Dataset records
########################################

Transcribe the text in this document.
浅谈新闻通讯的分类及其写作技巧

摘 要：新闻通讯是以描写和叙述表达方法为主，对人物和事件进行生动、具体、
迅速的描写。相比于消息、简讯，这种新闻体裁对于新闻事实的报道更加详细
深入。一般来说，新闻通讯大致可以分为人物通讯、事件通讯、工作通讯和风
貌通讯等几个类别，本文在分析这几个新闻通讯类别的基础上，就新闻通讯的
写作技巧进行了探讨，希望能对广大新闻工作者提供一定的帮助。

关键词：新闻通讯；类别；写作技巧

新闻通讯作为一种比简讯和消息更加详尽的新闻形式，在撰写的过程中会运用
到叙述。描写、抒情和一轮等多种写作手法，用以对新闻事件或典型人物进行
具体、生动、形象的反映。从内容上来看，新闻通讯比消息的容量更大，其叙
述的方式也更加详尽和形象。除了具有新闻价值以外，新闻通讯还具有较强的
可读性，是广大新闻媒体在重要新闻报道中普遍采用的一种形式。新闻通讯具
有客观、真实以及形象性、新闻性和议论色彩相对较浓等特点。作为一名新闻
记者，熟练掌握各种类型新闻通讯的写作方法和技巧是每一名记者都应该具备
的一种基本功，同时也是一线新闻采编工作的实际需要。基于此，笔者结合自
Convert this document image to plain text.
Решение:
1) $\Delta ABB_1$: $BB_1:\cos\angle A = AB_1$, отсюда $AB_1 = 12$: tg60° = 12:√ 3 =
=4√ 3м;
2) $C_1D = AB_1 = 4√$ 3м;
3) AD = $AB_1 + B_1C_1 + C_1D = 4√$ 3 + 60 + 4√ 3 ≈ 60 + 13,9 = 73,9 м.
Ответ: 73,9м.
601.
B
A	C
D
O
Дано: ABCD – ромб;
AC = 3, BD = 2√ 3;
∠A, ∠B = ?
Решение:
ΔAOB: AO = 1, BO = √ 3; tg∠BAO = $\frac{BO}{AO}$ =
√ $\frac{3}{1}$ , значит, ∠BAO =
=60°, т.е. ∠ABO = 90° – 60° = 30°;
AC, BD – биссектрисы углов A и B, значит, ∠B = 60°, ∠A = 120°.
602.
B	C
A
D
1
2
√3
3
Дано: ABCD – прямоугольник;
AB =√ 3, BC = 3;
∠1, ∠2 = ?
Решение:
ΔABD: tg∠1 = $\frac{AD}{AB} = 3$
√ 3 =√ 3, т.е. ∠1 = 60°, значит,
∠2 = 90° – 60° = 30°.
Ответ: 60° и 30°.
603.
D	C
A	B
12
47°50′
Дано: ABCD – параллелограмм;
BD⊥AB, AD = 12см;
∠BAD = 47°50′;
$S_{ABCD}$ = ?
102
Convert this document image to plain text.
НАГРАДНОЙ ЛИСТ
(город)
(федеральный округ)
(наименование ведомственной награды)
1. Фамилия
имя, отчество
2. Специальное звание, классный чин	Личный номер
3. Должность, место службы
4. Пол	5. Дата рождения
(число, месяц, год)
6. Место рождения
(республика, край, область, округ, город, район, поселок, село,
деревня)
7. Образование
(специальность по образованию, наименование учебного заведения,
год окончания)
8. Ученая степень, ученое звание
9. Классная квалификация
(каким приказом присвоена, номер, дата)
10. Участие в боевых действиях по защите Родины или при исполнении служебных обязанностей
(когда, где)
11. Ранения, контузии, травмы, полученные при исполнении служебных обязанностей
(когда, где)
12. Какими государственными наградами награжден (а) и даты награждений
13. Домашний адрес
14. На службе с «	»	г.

########################################

> [TASK BRIEF] Write out every line of the data that holds the word "ABCD".

> [PROBLEM SOLUTION]
Дано: ABCD – ромб;
Дано: ABCD – прямоугольник;
Дано: ABCD – параллелограмм;
$S_{ABCD}$ = ?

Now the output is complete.